Recorded data:
***

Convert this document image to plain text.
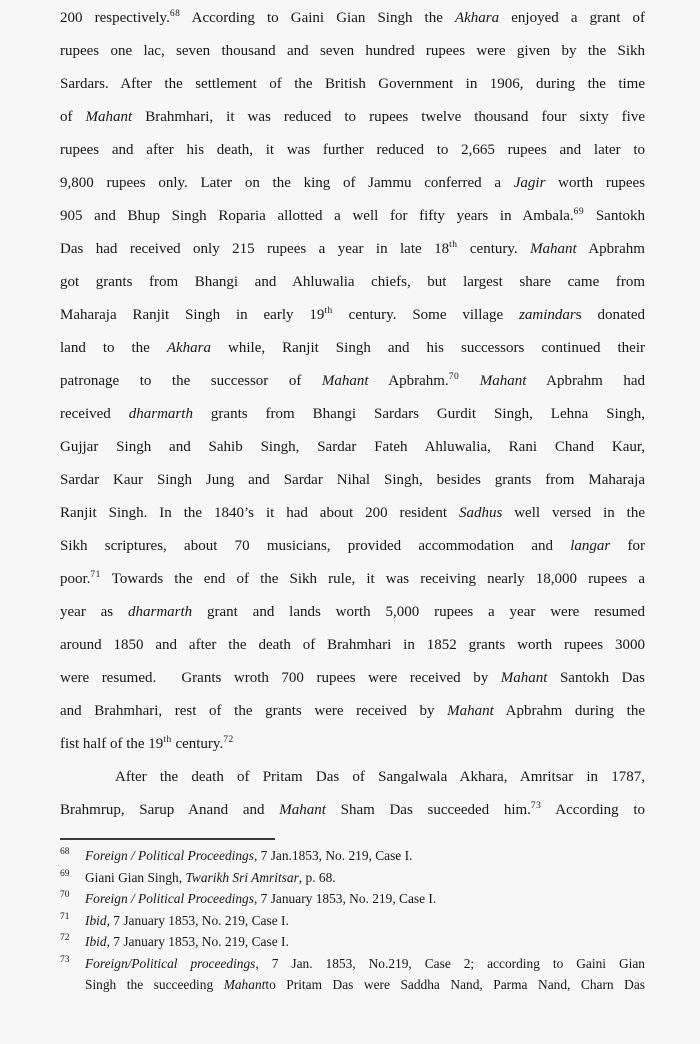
200 respectively.$^{68}$ According to Gaini Gian Singh the Akhara enjoyed a grant of
rupees one lac, seven thousand and seven hundred rupees were given by the Sikh
Sardars. After the settlement of the British Government in 1906, during the time
of Mahant Brahmhari, it was reduced to rupees twelve thousand four sixty five
rupees and after his death, it was further reduced to 2,665 rupees and later to
9,800 rupees only. Later on the king of Jammu conferred a Jagir worth rupees
905 and Bhup Singh Roparia allotted a well for fifty years in Ambala.$^{69}$ Santokh
Das had received only 215 rupees a year in late 18th century. Mahant Apbrahm
got grants from Bhangi and Ahluwalia chiefs, but largest share came from
Maharaja Ranjit Singh in early 19th century. Some village zamindars donated
land to the Akhara while, Ranjit Singh and his successors continued their
patronage to the successor of Mahant Apbrahm.$^{70}$ Mahant Apbrahm had
received dharmarth grants from Bhangi Sardars Gurdit Singh, Lehna Singh,
Gujjar Singh and Sahib Singh, Sardar Fateh Ahluwalia, Rani Chand Kaur,
Sardar Kaur Singh Jung and Sardar Nihal Singh, besides grants from Maharaja
Ranjit Singh. In the 1840’s it had about 200 resident Sadhus well versed in the
Sikh scriptures, about 70 musicians, provided accommodation and langar for
poor.$^{71}$ Towards the end of the Sikh rule, it was receiving nearly 18,000 rupees a
year as dharmarth grant and lands worth 5,000 rupees a year were resumed
around 1850 and after the death of Brahmhari in 1852 grants worth rupees 3000
were resumed.  Grants wroth 700 rupees were received by Mahant Santokh Das
and Brahmhari, rest of the grants were received by Mahant Apbrahm during the
fist half of the 19th century.$^{72}$
After the death of Pritam Das of Sangalwala Akhara, Amritsar in 1787,
Brahmrup, Sarup Anand and Mahant Sham Das succeeded him.$^{73}$ According to
68	Foreign / Political Proceedings, 7 Jan.1853, No. 219, Case I.
69	Giani Gian Singh, Twarikh Sri Amritsar, p. 68.
70	Foreign / Political Proceedings, 7 January 1853, No. 219, Case I.
71	Ibid, 7 January 1853, No. 219, Case I.
72	Ibid, 7 January 1853, No. 219, Case I.
73	Foreign/Political proceedings, 7 Jan. 1853, No.219, Case 2; according to Gaini Gian
Singh the succeeding Mahantto Pritam Das were Saddha Nand, Parma Nand, Charn Das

***

◆ **Given instruction**
The pictures should not be reproduced; quote all of the other material exactly.

◆ **Exercise response**
Convert this document image to plain text.
200 respectively.$^{68}$ According to Gaini Gian Singh the Akhara enjoyed a grant of
rupees one lac, seven thousand and seven hundred rupees were given by the Sikh
Sardars. After the settlement of the British Government in 1906, during the time
of Mahant Brahmhari, it was reduced to rupees twelve thousand four sixty five
rupees and after his death, it was further reduced to 2,665 rupees and later to
9,800 rupees only. Later on the king of Jammu conferred a Jagir worth rupees
905 and Bhup Singh Roparia allotted a well for fifty years in Ambala.$^{69}$ Santokh
Das had received only 215 rupees a year in late 18th century. Mahant Apbrahm
got grants from Bhangi and Ahluwalia chiefs, but largest share came from
Maharaja Ranjit Singh in early 19th century. Some village zamindars donated
land to the Akhara while, Ranjit Singh and his successors continued their
patronage to the successor of Mahant Apbrahm.$^{70}$ Mahant Apbrahm had
received dharmarth grants from Bhangi Sardars Gurdit Singh, Lehna Singh,
Gujjar Singh and Sahib Singh, Sardar Fateh Ahluwalia, Rani Chand Kaur,
Sardar Kaur Singh Jung and Sardar Nihal Singh, besides grants from Maharaja
Ranjit Singh. In the 1840’s it had about 200 resident Sadhus well versed in the
Sikh scriptures, about 70 musicians, provided accommodation and langar for
poor.$^{71}$ Towards the end of the Sikh rule, it was receiving nearly 18,000 rupees a
year as dharmarth grant and lands worth 5,000 rupees a year were resumed
around 1850 and after the death of Brahmhari in 1852 grants worth rupees 3000
were resumed.  Grants wroth 700 rupees were received by Mahant Santokh Das
and Brahmhari, rest of the grants were received by Mahant Apbrahm during the
fist half of the 19th century.$^{72}$
After the death of Pritam Das of Sangalwala Akhara, Amritsar in 1787,
Brahmrup, Sarup Anand and Mahant Sham Das succeeded him.$^{73}$ According to
68	Foreign / Political Proceedings, 7 Jan.1853, No. 219, Case I.
69	Giani Gian Singh, Twarikh Sri Amritsar, p. 68.
70	Foreign / Political Proceedings, 7 January 1853, No. 219, Case I.
71	Ibid, 7 January 1853, No. 219, Case I.
72	Ibid, 7 January 1853, No. 219, Case I.
73	Foreign/Political proceedings, 7 Jan. 1853, No.219, Case 2; according to Gaini Gian
Singh the succeeding Mahantto Pritam Das were Saddha Nand, Parma Nand, Charn Das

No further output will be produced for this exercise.